───── Dataset rows ─────

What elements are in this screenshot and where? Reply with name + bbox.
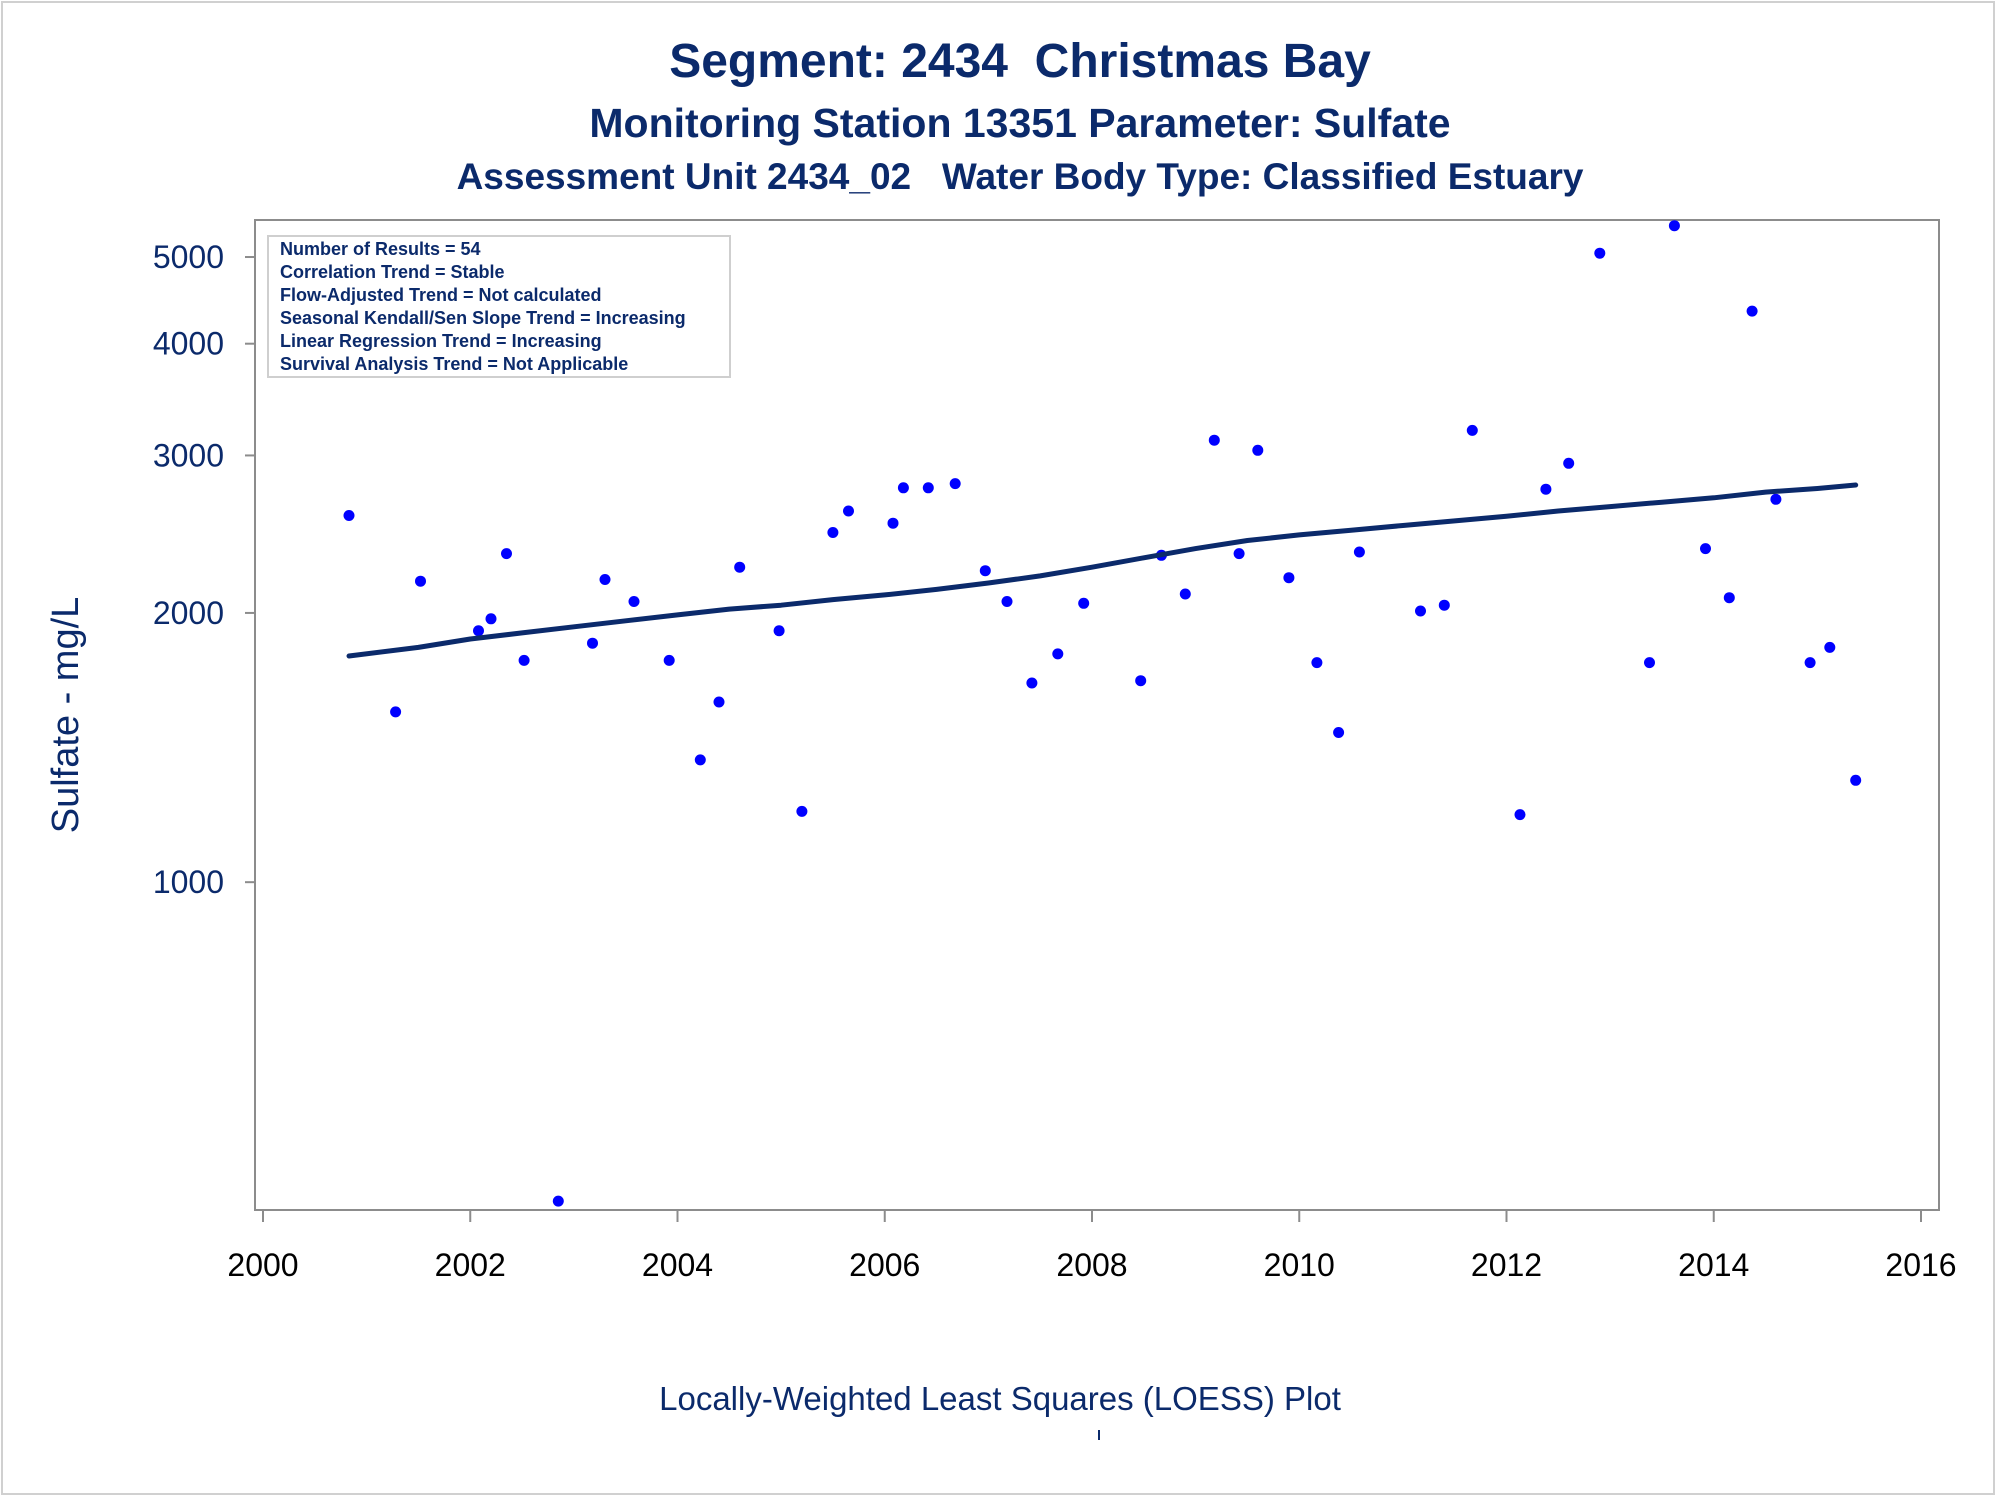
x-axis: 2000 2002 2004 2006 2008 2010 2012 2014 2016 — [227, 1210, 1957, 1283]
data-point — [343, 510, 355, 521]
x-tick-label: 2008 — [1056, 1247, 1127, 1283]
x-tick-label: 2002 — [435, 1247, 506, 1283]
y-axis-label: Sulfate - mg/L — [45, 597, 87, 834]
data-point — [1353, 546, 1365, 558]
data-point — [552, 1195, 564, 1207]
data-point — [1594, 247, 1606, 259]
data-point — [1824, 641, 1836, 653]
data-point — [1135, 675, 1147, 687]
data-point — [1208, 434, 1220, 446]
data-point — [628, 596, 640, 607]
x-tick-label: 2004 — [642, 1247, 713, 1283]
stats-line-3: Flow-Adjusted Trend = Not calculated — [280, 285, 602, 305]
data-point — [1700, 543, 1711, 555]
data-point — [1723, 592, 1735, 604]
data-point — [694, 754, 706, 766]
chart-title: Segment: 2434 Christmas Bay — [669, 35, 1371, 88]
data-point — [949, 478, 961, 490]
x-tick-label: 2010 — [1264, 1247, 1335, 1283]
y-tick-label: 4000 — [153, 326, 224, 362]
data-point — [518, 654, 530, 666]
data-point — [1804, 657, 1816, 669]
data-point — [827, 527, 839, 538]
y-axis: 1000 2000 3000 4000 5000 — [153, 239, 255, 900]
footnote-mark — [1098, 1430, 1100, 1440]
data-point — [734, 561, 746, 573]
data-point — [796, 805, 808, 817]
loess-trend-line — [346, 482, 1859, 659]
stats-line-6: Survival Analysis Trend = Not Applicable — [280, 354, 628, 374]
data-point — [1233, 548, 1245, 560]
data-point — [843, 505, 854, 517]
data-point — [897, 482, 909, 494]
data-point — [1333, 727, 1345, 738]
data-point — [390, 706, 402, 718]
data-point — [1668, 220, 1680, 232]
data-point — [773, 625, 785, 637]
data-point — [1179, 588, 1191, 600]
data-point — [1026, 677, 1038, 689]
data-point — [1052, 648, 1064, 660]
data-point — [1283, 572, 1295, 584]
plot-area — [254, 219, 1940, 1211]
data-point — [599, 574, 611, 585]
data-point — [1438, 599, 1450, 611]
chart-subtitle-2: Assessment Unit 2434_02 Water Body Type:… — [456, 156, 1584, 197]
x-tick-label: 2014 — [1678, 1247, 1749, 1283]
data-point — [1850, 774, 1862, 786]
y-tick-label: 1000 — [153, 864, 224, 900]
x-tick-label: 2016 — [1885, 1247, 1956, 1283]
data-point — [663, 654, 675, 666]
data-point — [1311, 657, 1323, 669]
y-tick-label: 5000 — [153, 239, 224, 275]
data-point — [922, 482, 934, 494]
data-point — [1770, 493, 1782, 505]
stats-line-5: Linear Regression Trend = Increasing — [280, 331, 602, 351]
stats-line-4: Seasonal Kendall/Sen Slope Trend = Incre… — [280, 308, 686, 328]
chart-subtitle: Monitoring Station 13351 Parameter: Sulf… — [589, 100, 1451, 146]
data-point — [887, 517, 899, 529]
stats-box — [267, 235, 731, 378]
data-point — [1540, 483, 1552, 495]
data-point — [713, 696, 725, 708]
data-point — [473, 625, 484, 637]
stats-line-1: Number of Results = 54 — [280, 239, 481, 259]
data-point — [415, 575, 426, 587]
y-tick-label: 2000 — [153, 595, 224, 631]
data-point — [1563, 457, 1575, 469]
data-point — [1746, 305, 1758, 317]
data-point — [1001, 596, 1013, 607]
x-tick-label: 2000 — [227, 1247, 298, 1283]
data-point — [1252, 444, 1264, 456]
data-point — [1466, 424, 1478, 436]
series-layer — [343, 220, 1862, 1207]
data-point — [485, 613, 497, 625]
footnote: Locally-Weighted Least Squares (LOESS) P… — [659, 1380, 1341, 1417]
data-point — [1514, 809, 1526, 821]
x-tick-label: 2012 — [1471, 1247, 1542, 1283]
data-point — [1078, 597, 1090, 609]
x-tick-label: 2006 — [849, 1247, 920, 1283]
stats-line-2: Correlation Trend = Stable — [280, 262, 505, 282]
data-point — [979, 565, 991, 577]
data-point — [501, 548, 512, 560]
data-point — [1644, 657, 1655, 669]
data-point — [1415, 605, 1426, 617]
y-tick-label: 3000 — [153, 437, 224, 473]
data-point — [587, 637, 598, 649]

─────
───── Dataset rows ─────

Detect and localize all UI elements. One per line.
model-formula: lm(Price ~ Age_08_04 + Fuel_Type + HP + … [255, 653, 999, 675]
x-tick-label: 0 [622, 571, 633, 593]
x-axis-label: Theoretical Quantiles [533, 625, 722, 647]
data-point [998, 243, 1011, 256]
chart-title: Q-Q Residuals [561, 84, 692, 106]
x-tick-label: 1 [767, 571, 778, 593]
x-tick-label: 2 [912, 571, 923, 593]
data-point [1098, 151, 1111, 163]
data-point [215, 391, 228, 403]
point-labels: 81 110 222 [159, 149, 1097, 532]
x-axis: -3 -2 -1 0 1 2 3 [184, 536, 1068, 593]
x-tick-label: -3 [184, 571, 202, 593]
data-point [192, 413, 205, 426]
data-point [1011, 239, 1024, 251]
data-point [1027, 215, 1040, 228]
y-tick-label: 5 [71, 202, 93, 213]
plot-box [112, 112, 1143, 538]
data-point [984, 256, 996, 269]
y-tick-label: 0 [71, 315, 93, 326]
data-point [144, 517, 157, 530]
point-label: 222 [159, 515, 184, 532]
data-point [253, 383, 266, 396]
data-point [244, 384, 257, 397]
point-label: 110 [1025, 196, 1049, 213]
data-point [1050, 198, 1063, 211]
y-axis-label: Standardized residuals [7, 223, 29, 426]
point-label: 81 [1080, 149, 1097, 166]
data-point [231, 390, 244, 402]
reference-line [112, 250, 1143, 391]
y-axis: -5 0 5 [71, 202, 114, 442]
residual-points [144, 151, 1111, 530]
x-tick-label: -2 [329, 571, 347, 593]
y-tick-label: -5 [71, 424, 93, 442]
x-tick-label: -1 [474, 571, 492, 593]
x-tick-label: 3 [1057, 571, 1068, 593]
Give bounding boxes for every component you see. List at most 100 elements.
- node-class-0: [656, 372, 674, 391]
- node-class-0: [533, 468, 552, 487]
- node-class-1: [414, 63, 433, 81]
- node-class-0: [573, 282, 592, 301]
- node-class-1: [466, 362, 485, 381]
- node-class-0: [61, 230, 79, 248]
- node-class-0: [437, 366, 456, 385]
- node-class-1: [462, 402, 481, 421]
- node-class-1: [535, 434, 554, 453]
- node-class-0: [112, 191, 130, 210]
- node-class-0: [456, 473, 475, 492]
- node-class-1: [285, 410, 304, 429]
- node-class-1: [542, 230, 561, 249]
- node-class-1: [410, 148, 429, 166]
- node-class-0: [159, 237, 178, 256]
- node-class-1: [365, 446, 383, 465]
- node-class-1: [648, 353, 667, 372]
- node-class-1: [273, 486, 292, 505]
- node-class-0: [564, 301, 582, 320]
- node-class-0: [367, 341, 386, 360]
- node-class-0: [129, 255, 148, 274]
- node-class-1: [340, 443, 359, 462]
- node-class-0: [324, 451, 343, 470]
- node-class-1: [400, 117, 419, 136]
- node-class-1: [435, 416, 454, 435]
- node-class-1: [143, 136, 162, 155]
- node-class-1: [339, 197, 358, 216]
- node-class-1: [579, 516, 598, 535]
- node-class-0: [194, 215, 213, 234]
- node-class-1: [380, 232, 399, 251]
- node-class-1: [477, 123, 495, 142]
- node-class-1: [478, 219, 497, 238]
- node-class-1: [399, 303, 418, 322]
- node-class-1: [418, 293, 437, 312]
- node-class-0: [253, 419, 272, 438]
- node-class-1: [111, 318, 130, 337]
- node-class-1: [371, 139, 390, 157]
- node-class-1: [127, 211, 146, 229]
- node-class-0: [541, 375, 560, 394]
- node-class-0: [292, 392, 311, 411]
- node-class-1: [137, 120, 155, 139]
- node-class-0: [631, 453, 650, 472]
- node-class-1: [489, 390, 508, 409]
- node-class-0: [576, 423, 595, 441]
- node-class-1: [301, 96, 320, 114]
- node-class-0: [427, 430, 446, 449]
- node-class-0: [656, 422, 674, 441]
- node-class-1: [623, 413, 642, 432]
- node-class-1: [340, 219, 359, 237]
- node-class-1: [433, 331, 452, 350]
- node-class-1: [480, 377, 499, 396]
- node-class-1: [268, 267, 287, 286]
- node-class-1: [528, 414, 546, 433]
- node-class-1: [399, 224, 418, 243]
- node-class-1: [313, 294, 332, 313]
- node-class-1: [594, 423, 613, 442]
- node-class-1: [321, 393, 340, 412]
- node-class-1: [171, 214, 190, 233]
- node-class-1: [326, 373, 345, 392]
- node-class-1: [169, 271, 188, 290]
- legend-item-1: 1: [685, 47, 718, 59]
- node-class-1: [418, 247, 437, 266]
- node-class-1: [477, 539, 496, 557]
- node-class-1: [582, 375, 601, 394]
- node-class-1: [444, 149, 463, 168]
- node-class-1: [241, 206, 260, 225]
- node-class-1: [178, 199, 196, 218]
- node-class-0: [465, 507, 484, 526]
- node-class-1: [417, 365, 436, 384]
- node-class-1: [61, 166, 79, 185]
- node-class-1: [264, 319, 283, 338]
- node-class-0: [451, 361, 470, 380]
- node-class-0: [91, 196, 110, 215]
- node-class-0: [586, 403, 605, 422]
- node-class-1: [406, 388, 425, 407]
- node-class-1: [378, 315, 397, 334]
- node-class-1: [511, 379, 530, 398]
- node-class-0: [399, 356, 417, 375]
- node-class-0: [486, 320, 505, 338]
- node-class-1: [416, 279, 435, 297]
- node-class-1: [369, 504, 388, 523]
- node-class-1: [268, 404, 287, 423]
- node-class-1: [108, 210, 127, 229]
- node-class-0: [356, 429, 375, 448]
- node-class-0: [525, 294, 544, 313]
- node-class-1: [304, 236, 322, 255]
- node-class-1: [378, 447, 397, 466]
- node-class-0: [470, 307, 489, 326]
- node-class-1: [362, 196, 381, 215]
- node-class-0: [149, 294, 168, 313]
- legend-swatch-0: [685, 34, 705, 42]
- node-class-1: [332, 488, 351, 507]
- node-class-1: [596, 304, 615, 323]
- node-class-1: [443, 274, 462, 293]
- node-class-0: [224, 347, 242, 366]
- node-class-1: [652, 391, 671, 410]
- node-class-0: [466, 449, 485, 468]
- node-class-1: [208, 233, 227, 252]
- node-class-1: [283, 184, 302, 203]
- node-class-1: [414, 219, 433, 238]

─────
───── Dataset rows ─────

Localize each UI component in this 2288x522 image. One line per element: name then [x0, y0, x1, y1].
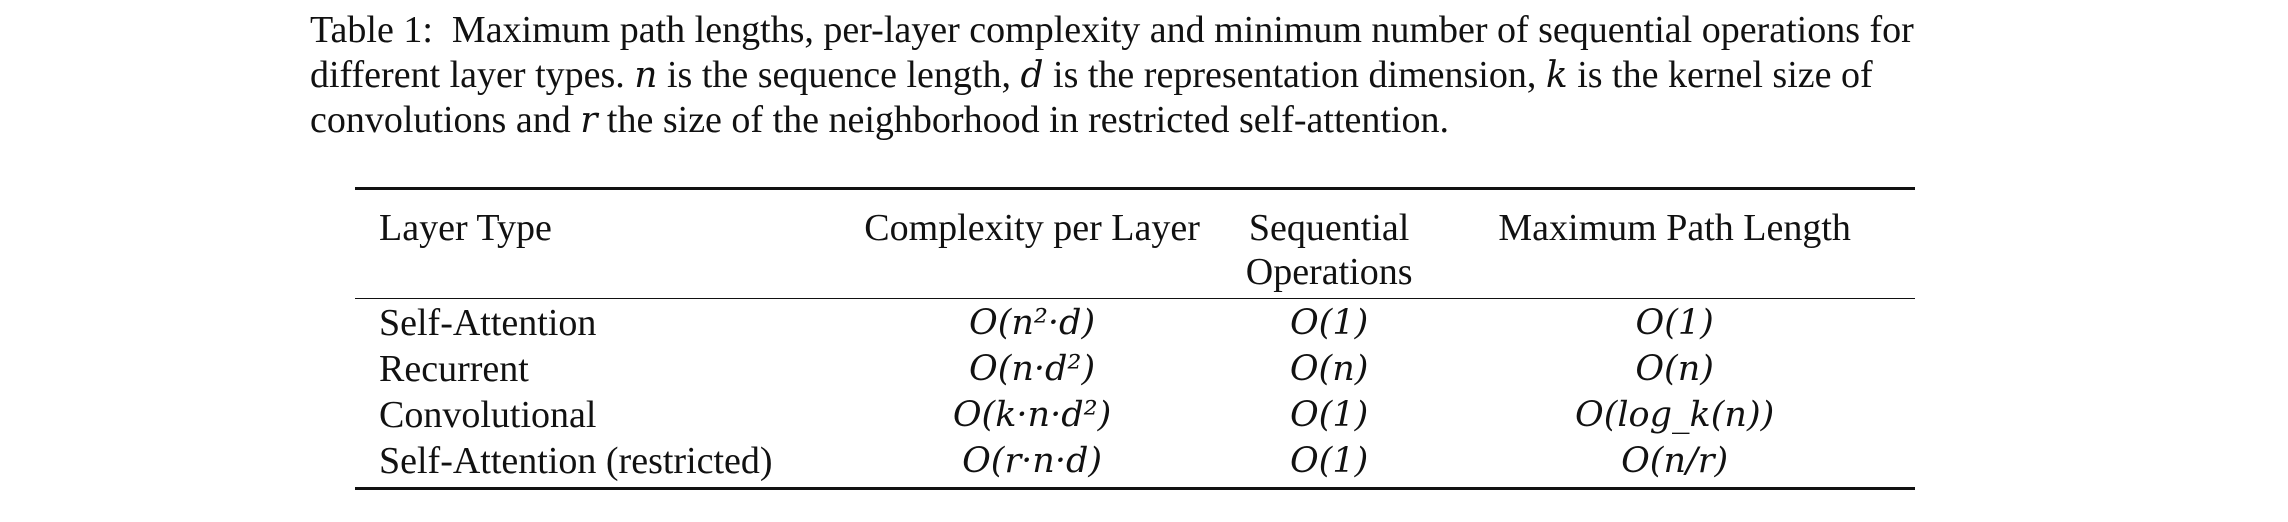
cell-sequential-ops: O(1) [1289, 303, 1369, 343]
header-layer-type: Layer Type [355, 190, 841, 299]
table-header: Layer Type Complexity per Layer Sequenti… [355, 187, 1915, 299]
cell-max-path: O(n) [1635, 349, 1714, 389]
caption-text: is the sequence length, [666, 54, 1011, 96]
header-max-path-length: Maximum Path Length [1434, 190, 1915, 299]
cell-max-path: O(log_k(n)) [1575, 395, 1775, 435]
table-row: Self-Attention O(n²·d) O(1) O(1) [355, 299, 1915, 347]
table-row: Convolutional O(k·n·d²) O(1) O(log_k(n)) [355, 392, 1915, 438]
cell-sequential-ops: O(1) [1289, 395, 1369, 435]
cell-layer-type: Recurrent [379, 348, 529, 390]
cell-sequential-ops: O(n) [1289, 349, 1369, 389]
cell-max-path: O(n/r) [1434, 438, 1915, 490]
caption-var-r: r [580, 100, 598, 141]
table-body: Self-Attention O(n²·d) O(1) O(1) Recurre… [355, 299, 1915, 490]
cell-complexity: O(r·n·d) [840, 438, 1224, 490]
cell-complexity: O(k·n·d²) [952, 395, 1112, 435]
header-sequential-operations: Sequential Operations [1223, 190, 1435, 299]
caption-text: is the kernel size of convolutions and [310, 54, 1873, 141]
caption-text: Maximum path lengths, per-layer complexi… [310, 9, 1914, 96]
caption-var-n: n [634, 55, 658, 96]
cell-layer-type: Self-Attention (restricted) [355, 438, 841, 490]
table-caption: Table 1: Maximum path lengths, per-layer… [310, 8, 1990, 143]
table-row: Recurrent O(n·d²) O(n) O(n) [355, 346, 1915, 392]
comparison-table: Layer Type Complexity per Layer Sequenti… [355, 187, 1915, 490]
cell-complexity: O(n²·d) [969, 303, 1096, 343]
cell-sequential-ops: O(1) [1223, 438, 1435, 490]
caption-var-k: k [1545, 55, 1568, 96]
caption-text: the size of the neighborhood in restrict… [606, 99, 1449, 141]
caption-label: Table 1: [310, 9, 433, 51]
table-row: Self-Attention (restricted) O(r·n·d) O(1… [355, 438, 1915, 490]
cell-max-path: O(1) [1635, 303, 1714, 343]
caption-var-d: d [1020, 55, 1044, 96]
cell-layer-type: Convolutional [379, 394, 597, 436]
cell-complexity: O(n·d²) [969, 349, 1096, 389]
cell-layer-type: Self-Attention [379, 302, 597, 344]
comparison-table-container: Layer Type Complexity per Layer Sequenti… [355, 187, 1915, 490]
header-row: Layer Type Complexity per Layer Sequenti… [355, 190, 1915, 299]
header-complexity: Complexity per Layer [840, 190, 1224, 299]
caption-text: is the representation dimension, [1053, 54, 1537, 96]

─────

**Exercise aim**
Update the entries starting at the line containing "cell-sequential-ops: O(1) [1289, 303, 1369, 343]" and ending at the line containing "caption-label: Table 1: [310, 9, 433, 51]", replacing "cell-complexity" with "cell-per-layer-complexity" and keeping everything else unchanged. Give only those lines.

**Result of this exercise**
cell-sequential-ops: O(1) [1289, 303, 1369, 343]
header-layer-type: Layer Type [355, 190, 841, 299]
table-header: Layer Type Complexity per Layer Sequenti… [355, 187, 1915, 299]
cell-max-path: O(n) [1635, 349, 1714, 389]
caption-text: is the sequence length, [666, 54, 1011, 96]
header-max-path-length: Maximum Path Length [1434, 190, 1915, 299]
cell-max-path: O(log_k(n)) [1575, 395, 1775, 435]
table-row: Self-Attention O(n²·d) O(1) O(1) [355, 299, 1915, 347]
table-row: Convolutional O(k·n·d²) O(1) O(log_k(n)) [355, 392, 1915, 438]
cell-sequential-ops: O(1) [1289, 395, 1369, 435]
cell-layer-type: Recurrent [379, 348, 529, 390]
cell-sequential-ops: O(n) [1289, 349, 1369, 389]
cell-max-path: O(n/r) [1434, 438, 1915, 490]
caption-var-r: r [580, 100, 598, 141]
table-body: Self-Attention O(n²·d) O(1) O(1) Recurre… [355, 299, 1915, 490]
cell-per-layer-complexity: O(r·n·d) [840, 438, 1224, 490]
cell-per-layer-complexity: O(k·n·d²) [952, 395, 1112, 435]
header-sequential-operations: Sequential Operations [1223, 190, 1435, 299]
caption-text: is the kernel size of convolutions and [310, 54, 1873, 141]
caption-text: Maximum path lengths, per-layer complexi… [310, 9, 1914, 96]
caption-var-n: n [634, 55, 658, 96]
cell-layer-type: Self-Attention (restricted) [355, 438, 841, 490]
table-caption: Table 1: Maximum path lengths, per-layer… [310, 8, 1990, 143]
table-row: Recurrent O(n·d²) O(n) O(n) [355, 346, 1915, 392]
comparison-table: Layer Type Complexity per Layer Sequenti… [355, 187, 1915, 490]
cell-per-layer-complexity: O(n²·d) [969, 303, 1096, 343]
cell-sequential-ops: O(1) [1223, 438, 1435, 490]
caption-var-k: k [1545, 55, 1568, 96]
caption-text: the size of the neighborhood in restrict… [606, 99, 1449, 141]
caption-label: Table 1: [310, 9, 433, 51]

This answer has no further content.